■ **Your task**: Where a line of the material contains the string "Predicted", copy that line.

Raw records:

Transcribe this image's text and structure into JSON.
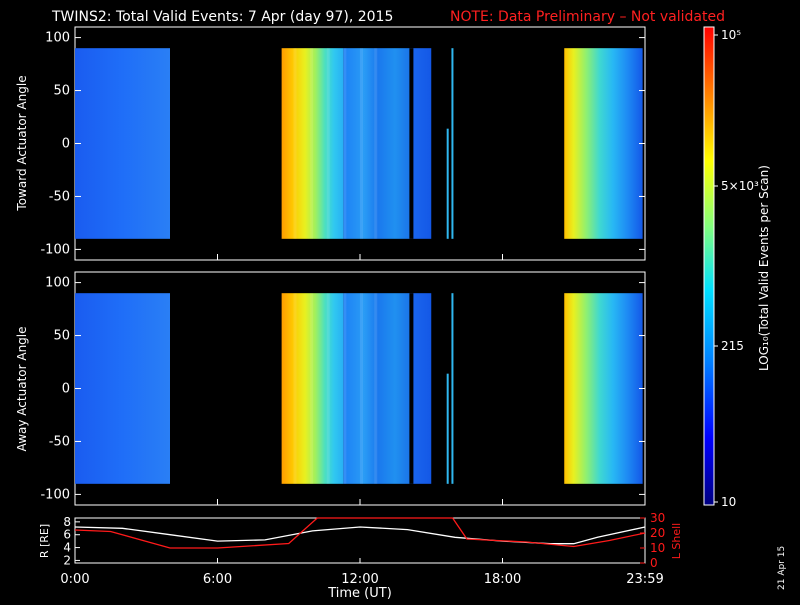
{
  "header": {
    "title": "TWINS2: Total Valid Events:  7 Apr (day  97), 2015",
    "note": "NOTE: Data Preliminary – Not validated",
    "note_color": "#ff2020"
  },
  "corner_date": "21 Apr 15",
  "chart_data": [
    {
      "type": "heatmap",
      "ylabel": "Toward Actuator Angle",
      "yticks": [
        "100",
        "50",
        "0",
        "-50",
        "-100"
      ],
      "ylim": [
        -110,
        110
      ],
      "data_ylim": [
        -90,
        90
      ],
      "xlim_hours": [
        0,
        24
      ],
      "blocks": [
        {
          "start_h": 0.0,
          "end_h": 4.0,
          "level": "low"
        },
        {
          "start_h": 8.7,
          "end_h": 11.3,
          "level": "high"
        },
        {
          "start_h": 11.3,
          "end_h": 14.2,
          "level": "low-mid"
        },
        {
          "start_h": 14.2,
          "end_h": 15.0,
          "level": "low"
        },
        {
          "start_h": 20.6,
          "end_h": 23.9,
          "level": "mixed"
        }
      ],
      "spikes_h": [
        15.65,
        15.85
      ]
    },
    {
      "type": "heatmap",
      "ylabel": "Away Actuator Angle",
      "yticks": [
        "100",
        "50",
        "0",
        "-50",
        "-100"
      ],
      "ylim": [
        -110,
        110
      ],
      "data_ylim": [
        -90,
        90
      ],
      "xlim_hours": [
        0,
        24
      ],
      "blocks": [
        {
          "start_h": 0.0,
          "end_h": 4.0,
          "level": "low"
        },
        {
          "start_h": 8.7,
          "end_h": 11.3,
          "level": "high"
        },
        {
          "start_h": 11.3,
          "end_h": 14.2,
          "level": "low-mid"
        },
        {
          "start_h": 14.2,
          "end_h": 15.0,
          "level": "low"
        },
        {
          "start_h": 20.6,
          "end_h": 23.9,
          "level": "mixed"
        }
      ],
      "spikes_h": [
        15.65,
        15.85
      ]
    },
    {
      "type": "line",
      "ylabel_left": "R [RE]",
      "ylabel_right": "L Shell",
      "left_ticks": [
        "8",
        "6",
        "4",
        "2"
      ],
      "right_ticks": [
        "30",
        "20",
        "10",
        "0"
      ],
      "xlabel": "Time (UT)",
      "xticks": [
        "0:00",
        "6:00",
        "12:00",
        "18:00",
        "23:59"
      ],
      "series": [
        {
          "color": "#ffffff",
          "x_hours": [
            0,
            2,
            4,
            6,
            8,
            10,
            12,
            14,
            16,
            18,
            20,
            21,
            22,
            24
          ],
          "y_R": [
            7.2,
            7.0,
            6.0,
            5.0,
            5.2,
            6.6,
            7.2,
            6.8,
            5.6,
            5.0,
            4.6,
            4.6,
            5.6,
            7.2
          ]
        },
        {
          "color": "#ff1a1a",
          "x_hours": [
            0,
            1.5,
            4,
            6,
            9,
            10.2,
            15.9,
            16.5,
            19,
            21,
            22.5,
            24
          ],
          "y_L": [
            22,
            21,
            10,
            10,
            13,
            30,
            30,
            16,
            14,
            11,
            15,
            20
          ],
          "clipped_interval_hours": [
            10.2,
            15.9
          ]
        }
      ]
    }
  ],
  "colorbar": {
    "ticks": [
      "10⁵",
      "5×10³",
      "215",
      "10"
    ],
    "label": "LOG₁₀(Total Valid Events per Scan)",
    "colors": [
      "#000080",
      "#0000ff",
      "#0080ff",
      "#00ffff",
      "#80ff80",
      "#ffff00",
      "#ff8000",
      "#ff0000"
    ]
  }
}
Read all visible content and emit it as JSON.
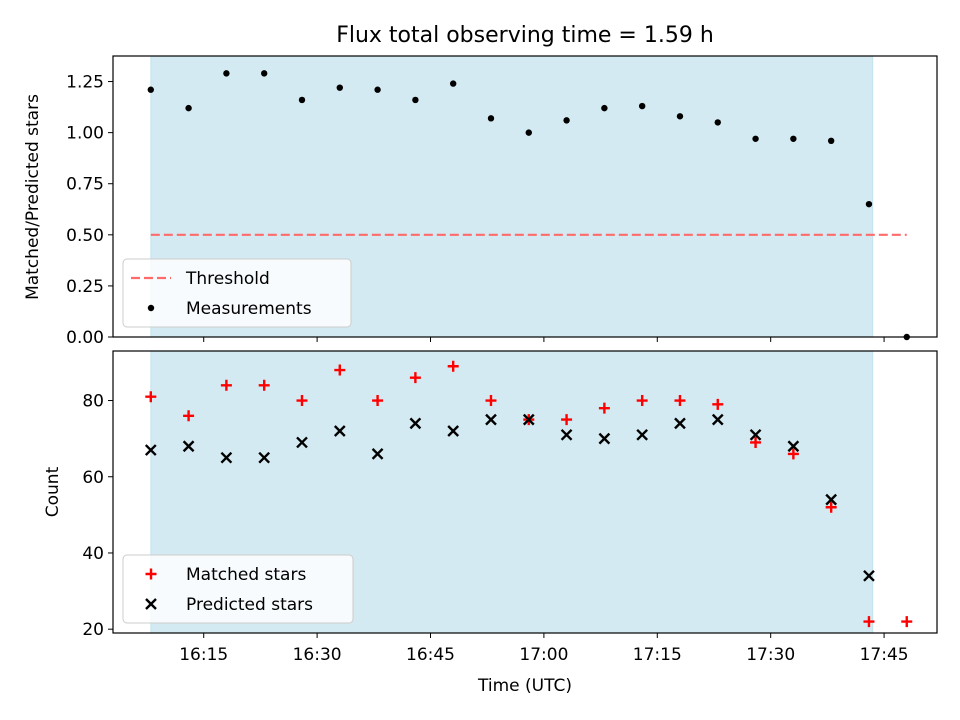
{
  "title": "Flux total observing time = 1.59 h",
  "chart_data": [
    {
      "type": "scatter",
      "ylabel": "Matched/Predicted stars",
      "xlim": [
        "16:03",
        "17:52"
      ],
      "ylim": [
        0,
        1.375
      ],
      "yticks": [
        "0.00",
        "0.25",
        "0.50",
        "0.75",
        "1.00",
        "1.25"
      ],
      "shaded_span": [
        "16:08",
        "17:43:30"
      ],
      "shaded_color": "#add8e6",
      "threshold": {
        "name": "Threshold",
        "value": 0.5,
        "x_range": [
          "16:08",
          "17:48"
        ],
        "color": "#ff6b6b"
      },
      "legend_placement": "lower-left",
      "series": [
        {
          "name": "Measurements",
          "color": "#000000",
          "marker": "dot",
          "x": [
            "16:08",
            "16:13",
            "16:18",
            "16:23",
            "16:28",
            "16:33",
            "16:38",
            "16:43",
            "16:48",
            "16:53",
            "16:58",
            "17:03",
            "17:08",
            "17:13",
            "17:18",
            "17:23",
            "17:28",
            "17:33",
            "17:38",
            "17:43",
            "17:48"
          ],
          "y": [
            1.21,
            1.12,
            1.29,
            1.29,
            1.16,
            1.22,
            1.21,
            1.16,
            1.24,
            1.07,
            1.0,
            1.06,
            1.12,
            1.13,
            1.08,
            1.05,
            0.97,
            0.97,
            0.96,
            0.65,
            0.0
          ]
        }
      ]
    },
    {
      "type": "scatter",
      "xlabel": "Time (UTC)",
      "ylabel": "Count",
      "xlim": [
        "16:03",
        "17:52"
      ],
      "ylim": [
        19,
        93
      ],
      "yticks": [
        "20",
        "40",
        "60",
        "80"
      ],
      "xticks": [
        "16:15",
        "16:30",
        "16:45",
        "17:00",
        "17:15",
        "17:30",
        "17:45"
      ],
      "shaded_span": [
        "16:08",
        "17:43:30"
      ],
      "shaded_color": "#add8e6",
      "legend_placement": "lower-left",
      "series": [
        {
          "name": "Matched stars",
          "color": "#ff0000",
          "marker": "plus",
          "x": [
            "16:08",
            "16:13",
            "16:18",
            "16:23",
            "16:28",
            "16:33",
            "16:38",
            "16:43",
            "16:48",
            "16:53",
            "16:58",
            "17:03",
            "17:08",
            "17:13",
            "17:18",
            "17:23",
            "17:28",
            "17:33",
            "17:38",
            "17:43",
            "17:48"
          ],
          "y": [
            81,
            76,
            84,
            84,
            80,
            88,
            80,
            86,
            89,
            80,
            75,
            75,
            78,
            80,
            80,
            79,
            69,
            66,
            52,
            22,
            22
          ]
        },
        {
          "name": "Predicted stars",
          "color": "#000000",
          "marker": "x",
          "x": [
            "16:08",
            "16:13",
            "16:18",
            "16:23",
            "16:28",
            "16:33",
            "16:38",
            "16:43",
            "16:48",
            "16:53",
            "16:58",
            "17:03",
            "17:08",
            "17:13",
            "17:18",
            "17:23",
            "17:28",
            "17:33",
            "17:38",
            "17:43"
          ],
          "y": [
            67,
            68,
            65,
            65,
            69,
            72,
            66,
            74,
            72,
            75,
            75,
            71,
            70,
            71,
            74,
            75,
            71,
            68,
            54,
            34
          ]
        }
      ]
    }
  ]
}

■ **Response to the task**:
      "ylabel": "Matched/Predicted stars",
          "name": "Predicted stars",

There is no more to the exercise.